▶ _What you are asked to do_:
Reproduce all the entries precisely.

──────── The input

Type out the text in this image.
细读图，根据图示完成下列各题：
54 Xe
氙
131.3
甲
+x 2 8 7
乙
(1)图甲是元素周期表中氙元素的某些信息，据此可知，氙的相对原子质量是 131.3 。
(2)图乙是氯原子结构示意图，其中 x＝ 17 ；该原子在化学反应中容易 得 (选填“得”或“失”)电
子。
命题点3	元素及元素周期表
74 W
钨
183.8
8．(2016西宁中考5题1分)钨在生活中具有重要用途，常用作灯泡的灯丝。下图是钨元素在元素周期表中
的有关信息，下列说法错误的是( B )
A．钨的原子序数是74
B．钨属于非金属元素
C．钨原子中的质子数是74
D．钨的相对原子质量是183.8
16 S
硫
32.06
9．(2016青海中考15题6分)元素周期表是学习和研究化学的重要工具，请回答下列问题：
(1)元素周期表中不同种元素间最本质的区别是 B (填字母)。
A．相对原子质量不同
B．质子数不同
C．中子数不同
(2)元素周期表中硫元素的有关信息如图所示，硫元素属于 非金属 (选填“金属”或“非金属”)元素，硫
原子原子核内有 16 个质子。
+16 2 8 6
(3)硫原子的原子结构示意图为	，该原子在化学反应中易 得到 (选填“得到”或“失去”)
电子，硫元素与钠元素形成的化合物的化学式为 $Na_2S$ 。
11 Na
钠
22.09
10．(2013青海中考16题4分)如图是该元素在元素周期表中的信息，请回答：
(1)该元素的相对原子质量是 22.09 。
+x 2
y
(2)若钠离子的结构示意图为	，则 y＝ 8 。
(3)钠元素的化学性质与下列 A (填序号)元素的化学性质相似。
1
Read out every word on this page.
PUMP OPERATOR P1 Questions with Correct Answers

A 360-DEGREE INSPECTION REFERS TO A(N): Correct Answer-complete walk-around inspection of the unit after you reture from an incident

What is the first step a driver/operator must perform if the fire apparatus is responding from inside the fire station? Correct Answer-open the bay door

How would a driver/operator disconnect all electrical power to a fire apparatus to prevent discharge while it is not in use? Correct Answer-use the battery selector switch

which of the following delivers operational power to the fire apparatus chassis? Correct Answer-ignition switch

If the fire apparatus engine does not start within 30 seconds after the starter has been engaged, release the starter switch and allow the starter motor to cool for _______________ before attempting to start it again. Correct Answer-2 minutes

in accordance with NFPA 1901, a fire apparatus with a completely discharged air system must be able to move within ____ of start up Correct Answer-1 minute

────────────────

▶ _Full answer_:
Type out the text in this image.
细读图，根据图示完成下列各题：
54 Xe
氙
131.3
甲
+x 2 8 7
乙
(1)图甲是元素周期表中氙元素的某些信息，据此可知，氙的相对原子质量是 131.3 。
(2)图乙是氯原子结构示意图，其中 x＝ 17 ；该原子在化学反应中容易 得 (选填“得”或“失”)电
子。
命题点3	元素及元素周期表
74 W
钨
183.8
8．(2016西宁中考5题1分)钨在生活中具有重要用途，常用作灯泡的灯丝。下图是钨元素在元素周期表中
的有关信息，下列说法错误的是( B )
A．钨的原子序数是74
B．钨属于非金属元素
C．钨原子中的质子数是74
D．钨的相对原子质量是183.8
16 S
硫
32.06
9．(2016青海中考15题6分)元素周期表是学习和研究化学的重要工具，请回答下列问题：
(1)元素周期表中不同种元素间最本质的区别是 B (填字母)。
A．相对原子质量不同
B．质子数不同
C．中子数不同
(2)元素周期表中硫元素的有关信息如图所示，硫元素属于 非金属 (选填“金属”或“非金属”)元素，硫
原子原子核内有 16 个质子。
+16 2 8 6
(3)硫原子的原子结构示意图为	，该原子在化学反应中易 得到 (选填“得到”或“失去”)
电子，硫元素与钠元素形成的化合物的化学式为 $Na_2S$ 。
11 Na
钠
22.09
10．(2013青海中考16题4分)如图是该元素在元素周期表中的信息，请回答：
(1)该元素的相对原子质量是 22.09 。
+x 2
y
(2)若钠离子的结构示意图为	，则 y＝ 8 。
(3)钠元素的化学性质与下列 A (填序号)元素的化学性质相似。
1
Read out every word on this page.
PUMP OPERATOR P1 Questions with Correct Answers

A 360-DEGREE INSPECTION REFERS TO A(N): Correct Answer-complete walk-around inspection of the unit after you reture from an incident

What is the first step a driver/operator must perform if the fire apparatus is responding from inside the fire station? Correct Answer-open the bay door

How would a driver/operator disconnect all electrical power to a fire apparatus to prevent discharge while it is not in use? Correct Answer-use the battery selector switch

which of the following delivers operational power to the fire apparatus chassis? Correct Answer-ignition switch

If the fire apparatus engine does not start within 30 seconds after the starter has been engaged, release the starter switch and allow the starter motor to cool for _______________ before attempting to start it again. Correct Answer-2 minutes

in accordance with NFPA 1901, a fire apparatus with a completely discharged air system must be able to move within ____ of start up Correct Answer-1 minute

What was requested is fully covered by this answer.